(begin)

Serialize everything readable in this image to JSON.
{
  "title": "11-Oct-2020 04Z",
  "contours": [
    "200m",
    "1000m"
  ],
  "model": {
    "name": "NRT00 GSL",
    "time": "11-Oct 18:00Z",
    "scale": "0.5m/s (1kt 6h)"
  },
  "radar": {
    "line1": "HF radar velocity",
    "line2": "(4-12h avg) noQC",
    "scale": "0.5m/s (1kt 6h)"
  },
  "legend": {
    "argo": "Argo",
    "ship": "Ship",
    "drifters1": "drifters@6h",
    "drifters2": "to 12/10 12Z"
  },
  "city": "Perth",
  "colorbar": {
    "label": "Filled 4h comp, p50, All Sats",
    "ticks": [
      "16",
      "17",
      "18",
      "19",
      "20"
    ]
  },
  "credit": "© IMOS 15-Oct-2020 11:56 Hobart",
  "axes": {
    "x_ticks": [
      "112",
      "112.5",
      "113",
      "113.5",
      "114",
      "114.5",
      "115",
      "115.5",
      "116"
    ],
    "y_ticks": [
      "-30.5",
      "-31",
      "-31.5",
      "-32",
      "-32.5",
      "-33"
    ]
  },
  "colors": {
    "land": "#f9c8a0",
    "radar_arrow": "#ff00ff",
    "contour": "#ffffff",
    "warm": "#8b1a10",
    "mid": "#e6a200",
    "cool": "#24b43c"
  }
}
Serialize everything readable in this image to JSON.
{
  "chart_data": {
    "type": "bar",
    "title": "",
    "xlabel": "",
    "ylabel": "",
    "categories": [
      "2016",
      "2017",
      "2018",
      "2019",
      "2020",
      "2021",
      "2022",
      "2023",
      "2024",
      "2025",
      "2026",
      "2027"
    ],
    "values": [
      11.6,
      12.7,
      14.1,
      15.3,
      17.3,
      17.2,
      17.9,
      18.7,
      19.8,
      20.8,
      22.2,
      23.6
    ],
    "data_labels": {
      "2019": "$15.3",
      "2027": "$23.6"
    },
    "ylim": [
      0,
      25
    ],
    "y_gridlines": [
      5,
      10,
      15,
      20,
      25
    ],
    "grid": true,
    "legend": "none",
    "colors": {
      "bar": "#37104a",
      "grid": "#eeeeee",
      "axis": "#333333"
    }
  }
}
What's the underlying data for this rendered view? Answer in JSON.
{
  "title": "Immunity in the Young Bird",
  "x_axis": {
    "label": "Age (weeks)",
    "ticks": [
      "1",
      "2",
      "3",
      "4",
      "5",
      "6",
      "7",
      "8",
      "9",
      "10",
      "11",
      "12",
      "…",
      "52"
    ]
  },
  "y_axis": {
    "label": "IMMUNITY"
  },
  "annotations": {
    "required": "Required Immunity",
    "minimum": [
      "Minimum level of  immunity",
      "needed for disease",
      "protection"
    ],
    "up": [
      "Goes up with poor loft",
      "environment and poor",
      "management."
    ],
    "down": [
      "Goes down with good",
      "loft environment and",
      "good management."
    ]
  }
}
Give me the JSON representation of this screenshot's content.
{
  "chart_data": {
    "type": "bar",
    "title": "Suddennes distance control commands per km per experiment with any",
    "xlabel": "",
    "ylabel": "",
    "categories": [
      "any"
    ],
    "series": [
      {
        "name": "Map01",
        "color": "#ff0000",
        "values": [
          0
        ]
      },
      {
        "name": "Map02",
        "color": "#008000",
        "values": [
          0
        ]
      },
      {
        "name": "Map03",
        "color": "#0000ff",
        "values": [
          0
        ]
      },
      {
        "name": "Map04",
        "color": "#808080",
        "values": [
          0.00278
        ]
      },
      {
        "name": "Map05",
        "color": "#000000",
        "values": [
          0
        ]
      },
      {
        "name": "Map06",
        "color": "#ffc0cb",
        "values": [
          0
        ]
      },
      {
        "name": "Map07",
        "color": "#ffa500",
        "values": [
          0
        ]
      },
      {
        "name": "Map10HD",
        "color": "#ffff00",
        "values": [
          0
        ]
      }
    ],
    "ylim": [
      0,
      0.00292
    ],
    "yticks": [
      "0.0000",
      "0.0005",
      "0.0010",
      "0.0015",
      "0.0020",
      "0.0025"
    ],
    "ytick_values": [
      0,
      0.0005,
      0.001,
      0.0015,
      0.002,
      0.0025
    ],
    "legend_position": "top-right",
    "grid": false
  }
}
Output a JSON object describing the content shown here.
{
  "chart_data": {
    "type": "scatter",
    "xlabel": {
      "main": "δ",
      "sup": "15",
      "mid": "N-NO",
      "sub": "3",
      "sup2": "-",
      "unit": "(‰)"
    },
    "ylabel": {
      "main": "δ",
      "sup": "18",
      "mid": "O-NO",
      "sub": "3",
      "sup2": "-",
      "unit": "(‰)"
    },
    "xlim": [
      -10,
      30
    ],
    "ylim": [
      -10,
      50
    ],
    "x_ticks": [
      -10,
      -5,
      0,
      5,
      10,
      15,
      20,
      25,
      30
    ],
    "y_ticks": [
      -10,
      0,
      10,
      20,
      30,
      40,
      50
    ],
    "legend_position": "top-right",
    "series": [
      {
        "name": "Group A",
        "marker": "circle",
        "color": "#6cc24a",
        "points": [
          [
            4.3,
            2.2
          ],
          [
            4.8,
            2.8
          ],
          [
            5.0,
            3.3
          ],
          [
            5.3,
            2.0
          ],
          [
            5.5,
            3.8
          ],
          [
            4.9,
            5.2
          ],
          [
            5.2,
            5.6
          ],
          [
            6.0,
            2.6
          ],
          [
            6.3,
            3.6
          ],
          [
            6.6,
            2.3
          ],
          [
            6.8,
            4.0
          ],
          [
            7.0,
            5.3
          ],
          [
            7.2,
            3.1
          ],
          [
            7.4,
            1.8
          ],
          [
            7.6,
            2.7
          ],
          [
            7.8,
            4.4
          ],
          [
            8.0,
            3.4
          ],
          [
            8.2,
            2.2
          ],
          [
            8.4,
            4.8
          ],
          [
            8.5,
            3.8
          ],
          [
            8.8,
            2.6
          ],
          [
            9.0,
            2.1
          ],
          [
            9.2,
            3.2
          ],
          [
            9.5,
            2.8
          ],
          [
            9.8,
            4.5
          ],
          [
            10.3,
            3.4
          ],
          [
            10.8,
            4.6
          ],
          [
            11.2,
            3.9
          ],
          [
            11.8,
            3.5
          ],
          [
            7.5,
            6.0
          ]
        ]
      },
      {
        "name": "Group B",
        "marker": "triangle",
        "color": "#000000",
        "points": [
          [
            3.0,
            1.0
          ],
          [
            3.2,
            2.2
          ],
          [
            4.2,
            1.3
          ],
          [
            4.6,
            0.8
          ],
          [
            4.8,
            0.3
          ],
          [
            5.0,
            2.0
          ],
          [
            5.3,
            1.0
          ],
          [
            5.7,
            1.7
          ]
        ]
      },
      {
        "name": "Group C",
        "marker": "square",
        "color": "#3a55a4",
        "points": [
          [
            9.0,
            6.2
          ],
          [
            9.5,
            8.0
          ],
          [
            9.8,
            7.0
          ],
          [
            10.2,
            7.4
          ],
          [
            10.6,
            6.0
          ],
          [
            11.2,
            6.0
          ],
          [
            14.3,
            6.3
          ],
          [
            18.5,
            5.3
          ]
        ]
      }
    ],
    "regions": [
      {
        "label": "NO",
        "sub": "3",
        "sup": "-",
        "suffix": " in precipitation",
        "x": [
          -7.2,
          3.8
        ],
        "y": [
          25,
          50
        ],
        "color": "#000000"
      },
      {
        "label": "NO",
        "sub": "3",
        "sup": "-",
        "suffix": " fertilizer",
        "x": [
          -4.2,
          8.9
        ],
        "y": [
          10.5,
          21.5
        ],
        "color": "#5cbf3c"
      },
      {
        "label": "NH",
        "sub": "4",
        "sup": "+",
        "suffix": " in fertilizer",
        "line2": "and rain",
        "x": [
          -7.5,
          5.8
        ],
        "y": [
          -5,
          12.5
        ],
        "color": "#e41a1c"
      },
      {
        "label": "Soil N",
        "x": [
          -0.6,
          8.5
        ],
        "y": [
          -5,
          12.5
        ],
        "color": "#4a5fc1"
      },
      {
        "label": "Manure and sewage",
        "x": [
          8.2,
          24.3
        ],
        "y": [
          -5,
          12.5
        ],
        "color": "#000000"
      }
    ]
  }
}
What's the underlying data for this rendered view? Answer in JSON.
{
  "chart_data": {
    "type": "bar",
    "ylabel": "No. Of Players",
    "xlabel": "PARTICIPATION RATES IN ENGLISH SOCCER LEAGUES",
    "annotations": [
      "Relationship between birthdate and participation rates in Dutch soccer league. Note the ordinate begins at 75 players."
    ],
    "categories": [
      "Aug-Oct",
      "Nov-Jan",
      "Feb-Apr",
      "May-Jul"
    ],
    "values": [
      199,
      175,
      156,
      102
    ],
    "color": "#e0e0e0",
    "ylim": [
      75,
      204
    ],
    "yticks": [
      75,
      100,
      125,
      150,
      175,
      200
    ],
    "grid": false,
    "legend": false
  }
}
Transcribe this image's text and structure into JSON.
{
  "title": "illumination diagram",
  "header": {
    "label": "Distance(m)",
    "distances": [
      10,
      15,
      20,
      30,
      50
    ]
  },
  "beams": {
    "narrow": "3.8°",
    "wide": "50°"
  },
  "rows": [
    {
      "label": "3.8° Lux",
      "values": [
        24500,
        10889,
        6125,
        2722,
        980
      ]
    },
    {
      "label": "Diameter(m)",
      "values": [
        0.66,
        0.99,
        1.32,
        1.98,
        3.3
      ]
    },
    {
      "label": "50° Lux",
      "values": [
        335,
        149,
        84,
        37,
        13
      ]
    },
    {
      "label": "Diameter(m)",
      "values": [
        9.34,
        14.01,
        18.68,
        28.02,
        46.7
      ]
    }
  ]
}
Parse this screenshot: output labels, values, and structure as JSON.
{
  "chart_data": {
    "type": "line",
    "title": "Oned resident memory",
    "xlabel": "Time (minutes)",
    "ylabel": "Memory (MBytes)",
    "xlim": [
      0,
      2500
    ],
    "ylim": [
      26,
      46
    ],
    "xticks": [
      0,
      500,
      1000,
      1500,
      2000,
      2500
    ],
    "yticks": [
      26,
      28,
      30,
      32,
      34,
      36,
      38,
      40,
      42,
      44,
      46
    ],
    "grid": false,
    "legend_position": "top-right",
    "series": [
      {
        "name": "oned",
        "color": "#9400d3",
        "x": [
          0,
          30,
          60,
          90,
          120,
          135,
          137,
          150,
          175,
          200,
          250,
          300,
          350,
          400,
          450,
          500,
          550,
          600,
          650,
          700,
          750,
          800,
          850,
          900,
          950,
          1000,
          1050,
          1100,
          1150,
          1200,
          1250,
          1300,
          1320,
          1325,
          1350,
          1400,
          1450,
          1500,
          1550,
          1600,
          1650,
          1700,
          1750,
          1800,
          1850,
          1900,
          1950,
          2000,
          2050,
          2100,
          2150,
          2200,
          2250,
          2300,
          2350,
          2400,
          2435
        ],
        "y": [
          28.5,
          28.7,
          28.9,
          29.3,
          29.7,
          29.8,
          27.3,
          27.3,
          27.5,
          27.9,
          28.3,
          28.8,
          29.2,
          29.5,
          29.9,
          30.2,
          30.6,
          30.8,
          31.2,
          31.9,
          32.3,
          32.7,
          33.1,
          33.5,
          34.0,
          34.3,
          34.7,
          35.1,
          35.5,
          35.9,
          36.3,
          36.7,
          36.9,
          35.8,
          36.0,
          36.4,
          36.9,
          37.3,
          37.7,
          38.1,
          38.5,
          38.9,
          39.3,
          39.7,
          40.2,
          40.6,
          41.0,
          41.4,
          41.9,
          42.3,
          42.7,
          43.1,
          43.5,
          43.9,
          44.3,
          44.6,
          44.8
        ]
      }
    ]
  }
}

(end)

[PROBLEM REQUIREMENTS] Copy out every line of the data that includes "loft".

[RESULT FOR THIS EXERCISE]
      "Goes up with poor loft",
      "loft environment and",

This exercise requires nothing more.